Dataset items:
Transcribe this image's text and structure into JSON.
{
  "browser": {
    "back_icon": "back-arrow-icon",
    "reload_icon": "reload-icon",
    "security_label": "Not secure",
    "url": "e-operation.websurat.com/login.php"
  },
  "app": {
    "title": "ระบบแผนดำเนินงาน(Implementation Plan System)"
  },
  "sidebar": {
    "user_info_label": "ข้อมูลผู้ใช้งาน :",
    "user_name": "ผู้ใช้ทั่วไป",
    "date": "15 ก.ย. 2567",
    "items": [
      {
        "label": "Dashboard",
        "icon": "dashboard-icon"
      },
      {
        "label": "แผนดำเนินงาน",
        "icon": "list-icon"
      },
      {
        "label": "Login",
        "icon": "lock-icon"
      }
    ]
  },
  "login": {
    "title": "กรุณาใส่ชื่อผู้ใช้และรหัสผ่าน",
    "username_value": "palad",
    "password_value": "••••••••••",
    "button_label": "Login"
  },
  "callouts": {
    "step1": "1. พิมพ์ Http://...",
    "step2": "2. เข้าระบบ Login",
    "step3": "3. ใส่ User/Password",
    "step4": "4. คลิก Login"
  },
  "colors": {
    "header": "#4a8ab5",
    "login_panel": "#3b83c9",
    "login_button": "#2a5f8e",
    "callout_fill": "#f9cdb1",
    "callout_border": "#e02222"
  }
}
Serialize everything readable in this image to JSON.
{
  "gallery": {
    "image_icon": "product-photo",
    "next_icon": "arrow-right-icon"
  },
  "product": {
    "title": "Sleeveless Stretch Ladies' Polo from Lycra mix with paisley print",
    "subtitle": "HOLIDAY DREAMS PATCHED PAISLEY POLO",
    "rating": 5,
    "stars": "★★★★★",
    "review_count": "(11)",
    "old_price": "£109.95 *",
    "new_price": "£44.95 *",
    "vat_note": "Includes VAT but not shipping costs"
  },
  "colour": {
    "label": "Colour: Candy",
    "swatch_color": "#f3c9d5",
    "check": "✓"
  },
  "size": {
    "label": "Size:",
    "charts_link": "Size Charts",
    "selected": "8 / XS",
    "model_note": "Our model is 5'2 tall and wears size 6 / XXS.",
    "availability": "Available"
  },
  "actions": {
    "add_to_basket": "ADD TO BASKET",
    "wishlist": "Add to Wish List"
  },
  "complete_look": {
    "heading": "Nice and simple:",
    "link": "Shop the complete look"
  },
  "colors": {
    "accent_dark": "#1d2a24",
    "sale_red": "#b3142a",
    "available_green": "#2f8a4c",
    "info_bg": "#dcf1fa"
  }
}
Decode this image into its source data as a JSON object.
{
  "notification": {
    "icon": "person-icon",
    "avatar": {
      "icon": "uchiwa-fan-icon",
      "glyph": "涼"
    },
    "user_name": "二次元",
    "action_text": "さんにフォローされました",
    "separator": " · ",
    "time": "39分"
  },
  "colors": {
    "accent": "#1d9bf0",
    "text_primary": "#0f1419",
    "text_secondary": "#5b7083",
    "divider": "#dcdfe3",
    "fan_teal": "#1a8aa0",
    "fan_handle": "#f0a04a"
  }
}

Challenge: Output the data above exactly, please, line for line.

Reply to the exercise:
Transcribe this image's text and structure into JSON.
{
  "browser": {
    "back_icon": "back-arrow-icon",
    "reload_icon": "reload-icon",
    "security_label": "Not secure",
    "url": "e-operation.websurat.com/login.php"
  },
  "app": {
    "title": "ระบบแผนดำเนินงาน(Implementation Plan System)"
  },
  "sidebar": {
    "user_info_label": "ข้อมูลผู้ใช้งาน :",
    "user_name": "ผู้ใช้ทั่วไป",
    "date": "15 ก.ย. 2567",
    "items": [
      {
        "label": "Dashboard",
        "icon": "dashboard-icon"
      },
      {
        "label": "แผนดำเนินงาน",
        "icon": "list-icon"
      },
      {
        "label": "Login",
        "icon": "lock-icon"
      }
    ]
  },
  "login": {
    "title": "กรุณาใส่ชื่อผู้ใช้และรหัสผ่าน",
    "username_value": "palad",
    "password_value": "••••••••••",
    "button_label": "Login"
  },
  "callouts": {
    "step1": "1. พิมพ์ Http://...",
    "step2": "2. เข้าระบบ Login",
    "step3": "3. ใส่ User/Password",
    "step4": "4. คลิก Login"
  },
  "colors": {
    "header": "#4a8ab5",
    "login_panel": "#3b83c9",
    "login_button": "#2a5f8e",
    "callout_fill": "#f9cdb1",
    "callout_border": "#e02222"
  }
}
Serialize everything readable in this image to JSON.
{
  "gallery": {
    "image_icon": "product-photo",
    "next_icon": "arrow-right-icon"
  },
  "product": {
    "title": "Sleeveless Stretch Ladies' Polo from Lycra mix with paisley print",
    "subtitle": "HOLIDAY DREAMS PATCHED PAISLEY POLO",
    "rating": 5,
    "stars": "★★★★★",
    "review_count": "(11)",
    "old_price": "£109.95 *",
    "new_price": "£44.95 *",
    "vat_note": "Includes VAT but not shipping costs"
  },
  "colour": {
    "label": "Colour: Candy",
    "swatch_color": "#f3c9d5",
    "check": "✓"
  },
  "size": {
    "label": "Size:",
    "charts_link": "Size Charts",
    "selected": "8 / XS",
    "model_note": "Our model is 5'2 tall and wears size 6 / XXS.",
    "availability": "Available"
  },
  "actions": {
    "add_to_basket": "ADD TO BASKET",
    "wishlist": "Add to Wish List"
  },
  "complete_look": {
    "heading": "Nice and simple:",
    "link": "Shop the complete look"
  },
  "colors": {
    "accent_dark": "#1d2a24",
    "sale_red": "#b3142a",
    "available_green": "#2f8a4c",
    "info_bg": "#dcf1fa"
  }
}
Decode this image into its source data as a JSON object.
{
  "notification": {
    "icon": "person-icon",
    "avatar": {
      "icon": "uchiwa-fan-icon",
      "glyph": "涼"
    },
    "user_name": "二次元",
    "action_text": "さんにフォローされました",
    "separator": " · ",
    "time": "39分"
  },
  "colors": {
    "accent": "#1d9bf0",
    "text_primary": "#0f1419",
    "text_secondary": "#5b7083",
    "divider": "#dcdfe3",
    "fan_teal": "#1a8aa0",
    "fan_handle": "#f0a04a"
  }
}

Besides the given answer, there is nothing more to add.